▸ **WHAT IS NEEDED**
Output the material word for word. Leave each picture out.

--- START EXCERPTED DATA ---

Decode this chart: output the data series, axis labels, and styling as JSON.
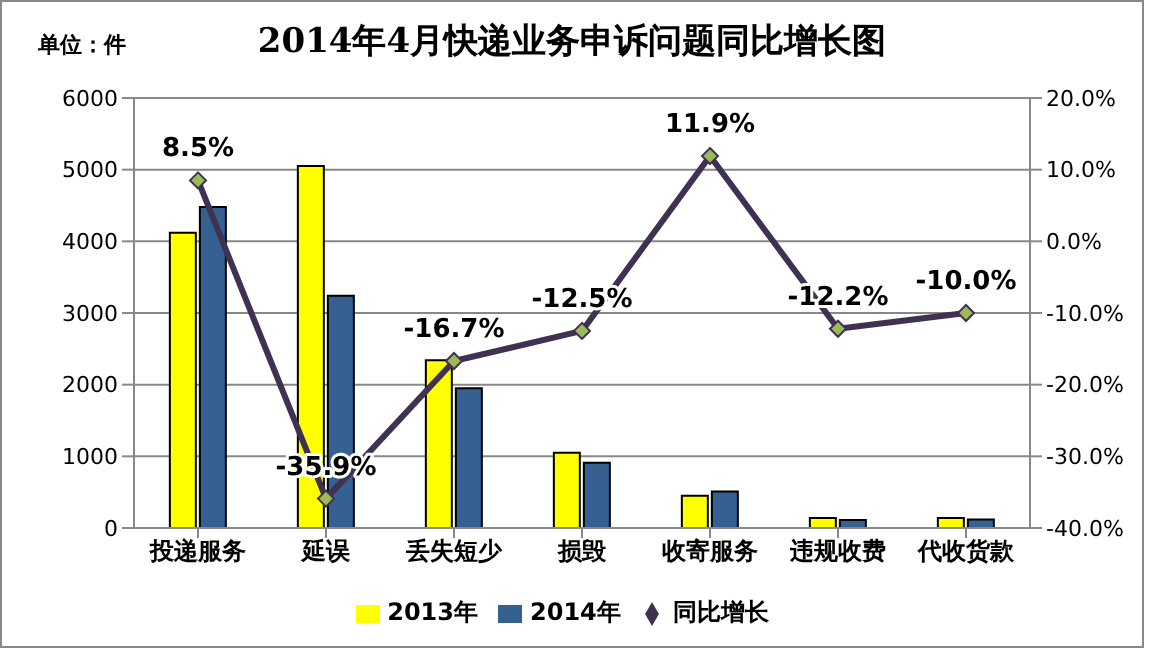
{
  "chart_data": {
    "type": "bar",
    "title": "2014年4月快递业务申诉问题同比增长图",
    "annotations": [
      "单位：件"
    ],
    "categories": [
      "投递服务",
      "延误",
      "丢失短少",
      "损毁",
      "收寄服务",
      "违规收费",
      "代收货款"
    ],
    "series": [
      {
        "name": "2013年",
        "color": "#ffff00",
        "values": [
          4120,
          5050,
          2340,
          1050,
          450,
          140,
          140
        ]
      },
      {
        "name": "2014年",
        "color": "#35608f",
        "values": [
          4480,
          3240,
          1950,
          910,
          510,
          110,
          120
        ]
      },
      {
        "name": "同比增长",
        "type": "line",
        "axis": "y2",
        "color": "#3f3151",
        "marker": "diamond",
        "values": [
          8.5,
          -35.9,
          -16.7,
          -12.5,
          11.9,
          -12.2,
          -10.0
        ],
        "value_labels": [
          "8.5%",
          "-35.9%",
          "-16.7%",
          "-12.5%",
          "11.9%",
          "-12.2%",
          "-10.0%"
        ]
      }
    ],
    "ylim": [
      0,
      6000
    ],
    "yticks": [
      0,
      1000,
      2000,
      3000,
      4000,
      5000,
      6000
    ],
    "y2lim": [
      -40,
      20
    ],
    "y2ticks": [
      {
        "value": -40,
        "label": "-40.0%"
      },
      {
        "value": -30,
        "label": "-30.0%"
      },
      {
        "value": -20,
        "label": "-20.0%"
      },
      {
        "value": -10,
        "label": "-10.0%"
      },
      {
        "value": 0,
        "label": "0.0%"
      },
      {
        "value": 10,
        "label": "10.0%"
      },
      {
        "value": 20,
        "label": "20.0%"
      }
    ],
    "grid": "y",
    "legend": "bottom"
  }
}
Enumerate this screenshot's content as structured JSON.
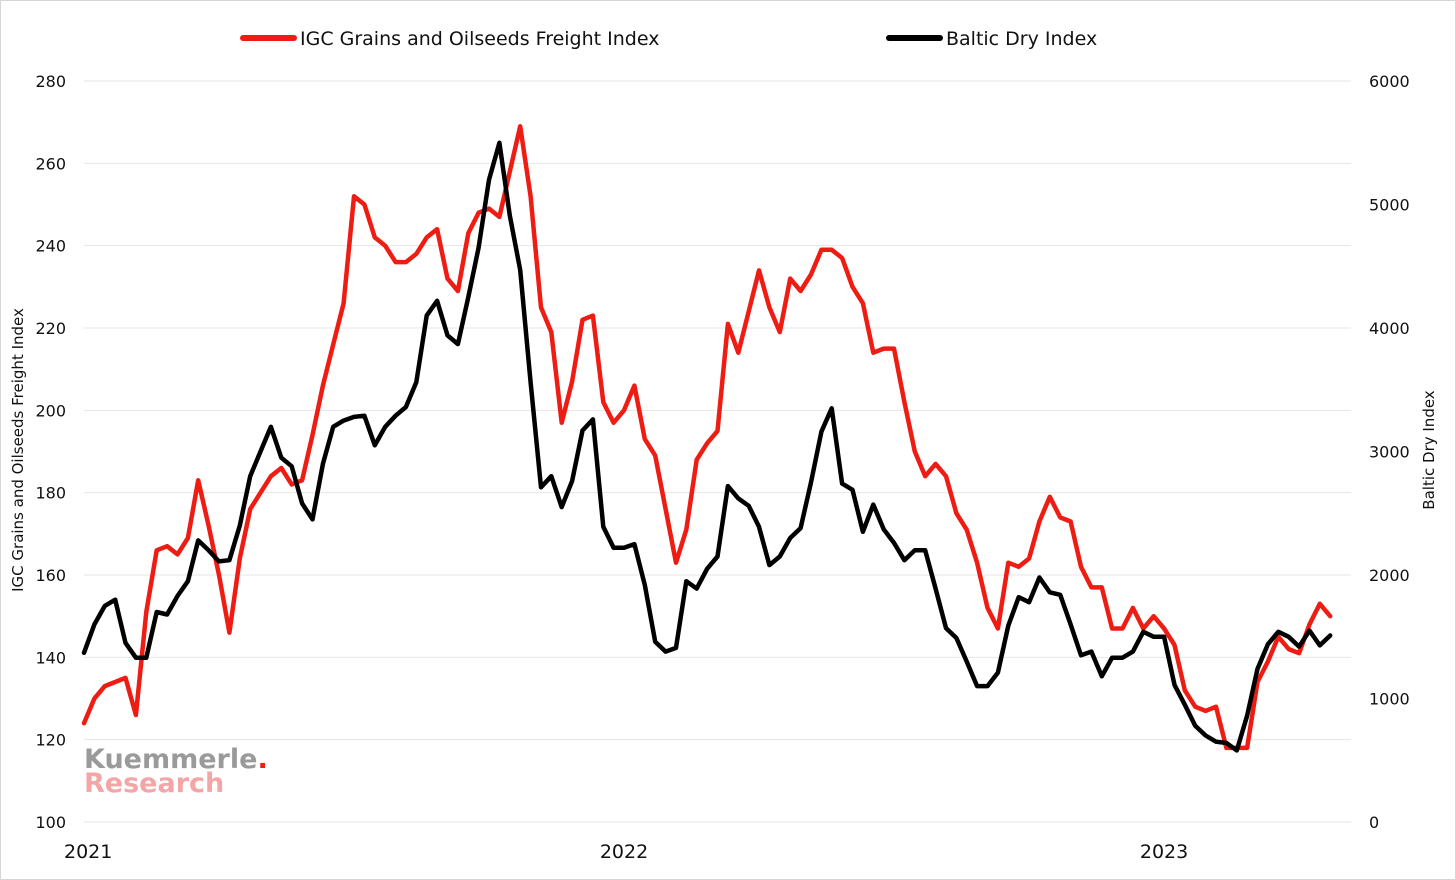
{
  "colors": {
    "igc": "#ee1c12",
    "bdi": "#000000",
    "grid": "#e6e6e6",
    "watermark_dot": "#ee1c12"
  },
  "watermark": {
    "line1": "Kuemmerle",
    "dot": ".",
    "line2": "Research"
  },
  "chart_data": {
    "type": "line",
    "x_labels": [
      "2021",
      "2022",
      "2023"
    ],
    "x_label_positions": [
      0,
      52,
      104
    ],
    "x_range": [
      0,
      122
    ],
    "legend_position": "top",
    "grid": true,
    "left_axis": {
      "label": "IGC Grains and Oilseeds Freight Index",
      "ylim": [
        100,
        280
      ],
      "ticks": [
        "100",
        "120",
        "140",
        "160",
        "180",
        "200",
        "220",
        "240",
        "260",
        "280"
      ]
    },
    "right_axis": {
      "label": "Baltic Dry Index",
      "ylim": [
        0,
        6000
      ],
      "ticks": [
        "0",
        "1000",
        "2000",
        "3000",
        "4000",
        "5000",
        "6000"
      ]
    },
    "series": [
      {
        "name": "IGC Grains and Oilseeds Freight Index",
        "axis": "left",
        "values": [
          124,
          130,
          133,
          134,
          135,
          126,
          151,
          166,
          167,
          165,
          169,
          183,
          172,
          160,
          146,
          164,
          176,
          180,
          184,
          186,
          182,
          183,
          194,
          206,
          216,
          226,
          252,
          250,
          242,
          240,
          236,
          236,
          238,
          242,
          244,
          232,
          229,
          243,
          248,
          249,
          247,
          258,
          269,
          252,
          225,
          219,
          197,
          207,
          222,
          223,
          202,
          197,
          200,
          206,
          193,
          189,
          176,
          163,
          171,
          188,
          192,
          195,
          221,
          214,
          224,
          234,
          225,
          219,
          232,
          229,
          233,
          239,
          239,
          237,
          230,
          226,
          214,
          215,
          215,
          202,
          190,
          184,
          187,
          184,
          175,
          171,
          163,
          152,
          147,
          163,
          162,
          164,
          173,
          179,
          174,
          173,
          162,
          157,
          157,
          147,
          147,
          152,
          147,
          150,
          147,
          143,
          132,
          128,
          127,
          128,
          118,
          118,
          118,
          134,
          139,
          145,
          142,
          141,
          148,
          153,
          150
        ]
      },
      {
        "name": "Baltic Dry Index",
        "axis": "right",
        "values": [
          1370,
          1600,
          1750,
          1800,
          1450,
          1330,
          1330,
          1700,
          1680,
          1830,
          1950,
          2280,
          2200,
          2110,
          2120,
          2400,
          2800,
          3000,
          3200,
          2950,
          2880,
          2580,
          2450,
          2900,
          3200,
          3250,
          3280,
          3290,
          3050,
          3200,
          3290,
          3360,
          3560,
          4100,
          4220,
          3940,
          3870,
          4250,
          4650,
          5200,
          5500,
          4910,
          4470,
          3560,
          2710,
          2800,
          2550,
          2760,
          3170,
          3260,
          2390,
          2220,
          2220,
          2250,
          1920,
          1460,
          1380,
          1410,
          1950,
          1890,
          2050,
          2150,
          2720,
          2620,
          2560,
          2390,
          2080,
          2150,
          2300,
          2380,
          2750,
          3160,
          3350,
          2740,
          2690,
          2350,
          2570,
          2370,
          2260,
          2120,
          2200,
          2200,
          1890,
          1570,
          1490,
          1300,
          1100,
          1100,
          1210,
          1590,
          1820,
          1780,
          1980,
          1860,
          1840,
          1600,
          1350,
          1380,
          1180,
          1330,
          1330,
          1380,
          1540,
          1500,
          1500,
          1110,
          950,
          780,
          700,
          650,
          640,
          580,
          860,
          1240,
          1440,
          1540,
          1500,
          1420,
          1550,
          1430,
          1510
        ]
      }
    ]
  }
}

--- END EXCERPTED DATA ---

▸ **SOLUTION**
Decode this chart: output the data series, axis labels, and styling as JSON.
{
  "chart_data": {
    "type": "bar",
    "title": "2014年4月快递业务申诉问题同比增长图",
    "annotations": [
      "单位：件"
    ],
    "categories": [
      "投递服务",
      "延误",
      "丢失短少",
      "损毁",
      "收寄服务",
      "违规收费",
      "代收货款"
    ],
    "series": [
      {
        "name": "2013年",
        "color": "#ffff00",
        "values": [
          4120,
          5050,
          2340,
          1050,
          450,
          140,
          140
        ]
      },
      {
        "name": "2014年",
        "color": "#35608f",
        "values": [
          4480,
          3240,
          1950,
          910,
          510,
          110,
          120
        ]
      },
      {
        "name": "同比增长",
        "type": "line",
        "axis": "y2",
        "color": "#3f3151",
        "marker": "diamond",
        "values": [
          8.5,
          -35.9,
          -16.7,
          -12.5,
          11.9,
          -12.2,
          -10.0
        ],
        "value_labels": [
          "8.5%",
          "-35.9%",
          "-16.7%",
          "-12.5%",
          "11.9%",
          "-12.2%",
          "-10.0%"
        ]
      }
    ],
    "ylim": [
      0,
      6000
    ],
    "yticks": [
      0,
      1000,
      2000,
      3000,
      4000,
      5000,
      6000
    ],
    "y2lim": [
      -40,
      20
    ],
    "y2ticks": [
      {
        "value": -40,
        "label": "-40.0%"
      },
      {
        "value": -30,
        "label": "-30.0%"
      },
      {
        "value": -20,
        "label": "-20.0%"
      },
      {
        "value": -10,
        "label": "-10.0%"
      },
      {
        "value": 0,
        "label": "0.0%"
      },
      {
        "value": 10,
        "label": "10.0%"
      },
      {
        "value": 20,
        "label": "20.0%"
      }
    ],
    "grid": "y",
    "legend": "bottom"
  }
}
Enumerate this screenshot's content as structured JSON.
{
  "colors": {
    "igc": "#ee1c12",
    "bdi": "#000000",
    "grid": "#e6e6e6",
    "watermark_dot": "#ee1c12"
  },
  "watermark": {
    "line1": "Kuemmerle",
    "dot": ".",
    "line2": "Research"
  },
  "chart_data": {
    "type": "line",
    "x_labels": [
      "2021",
      "2022",
      "2023"
    ],
    "x_label_positions": [
      0,
      52,
      104
    ],
    "x_range": [
      0,
      122
    ],
    "legend_position": "top",
    "grid": true,
    "left_axis": {
      "label": "IGC Grains and Oilseeds Freight Index",
      "ylim": [
        100,
        280
      ],
      "ticks": [
        "100",
        "120",
        "140",
        "160",
        "180",
        "200",
        "220",
        "240",
        "260",
        "280"
      ]
    },
    "right_axis": {
      "label": "Baltic Dry Index",
      "ylim": [
        0,
        6000
      ],
      "ticks": [
        "0",
        "1000",
        "2000",
        "3000",
        "4000",
        "5000",
        "6000"
      ]
    },
    "series": [
      {
        "name": "IGC Grains and Oilseeds Freight Index",
        "axis": "left",
        "values": [
          124,
          130,
          133,
          134,
          135,
          126,
          151,
          166,
          167,
          165,
          169,
          183,
          172,
          160,
          146,
          164,
          176,
          180,
          184,
          186,
          182,
          183,
          194,
          206,
          216,
          226,
          252,
          250,
          242,
          240,
          236,
          236,
          238,
          242,
          244,
          232,
          229,
          243,
          248,
          249,
          247,
          258,
          269,
          252,
          225,
          219,
          197,
          207,
          222,
          223,
          202,
          197,
          200,
          206,
          193,
          189,
          176,
          163,
          171,
          188,
          192,
          195,
          221,
          214,
          224,
          234,
          225,
          219,
          232,
          229,
          233,
          239,
          239,
          237,
          230,
          226,
          214,
          215,
          215,
          202,
          190,
          184,
          187,
          184,
          175,
          171,
          163,
          152,
          147,
          163,
          162,
          164,
          173,
          179,
          174,
          173,
          162,
          157,
          157,
          147,
          147,
          152,
          147,
          150,
          147,
          143,
          132,
          128,
          127,
          128,
          118,
          118,
          118,
          134,
          139,
          145,
          142,
          141,
          148,
          153,
          150
        ]
      },
      {
        "name": "Baltic Dry Index",
        "axis": "right",
        "values": [
          1370,
          1600,
          1750,
          1800,
          1450,
          1330,
          1330,
          1700,
          1680,
          1830,
          1950,
          2280,
          2200,
          2110,
          2120,
          2400,
          2800,
          3000,
          3200,
          2950,
          2880,
          2580,
          2450,
          2900,
          3200,
          3250,
          3280,
          3290,
          3050,
          3200,
          3290,
          3360,
          3560,
          4100,
          4220,
          3940,
          3870,
          4250,
          4650,
          5200,
          5500,
          4910,
          4470,
          3560,
          2710,
          2800,
          2550,
          2760,
          3170,
          3260,
          2390,
          2220,
          2220,
          2250,
          1920,
          1460,
          1380,
          1410,
          1950,
          1890,
          2050,
          2150,
          2720,
          2620,
          2560,
          2390,
          2080,
          2150,
          2300,
          2380,
          2750,
          3160,
          3350,
          2740,
          2690,
          2350,
          2570,
          2370,
          2260,
          2120,
          2200,
          2200,
          1890,
          1570,
          1490,
          1300,
          1100,
          1100,
          1210,
          1590,
          1820,
          1780,
          1980,
          1860,
          1840,
          1600,
          1350,
          1380,
          1180,
          1330,
          1330,
          1380,
          1540,
          1500,
          1500,
          1110,
          950,
          780,
          700,
          650,
          640,
          580,
          860,
          1240,
          1440,
          1540,
          1500,
          1420,
          1550,
          1430,
          1510
        ]
      }
    ]
  }
}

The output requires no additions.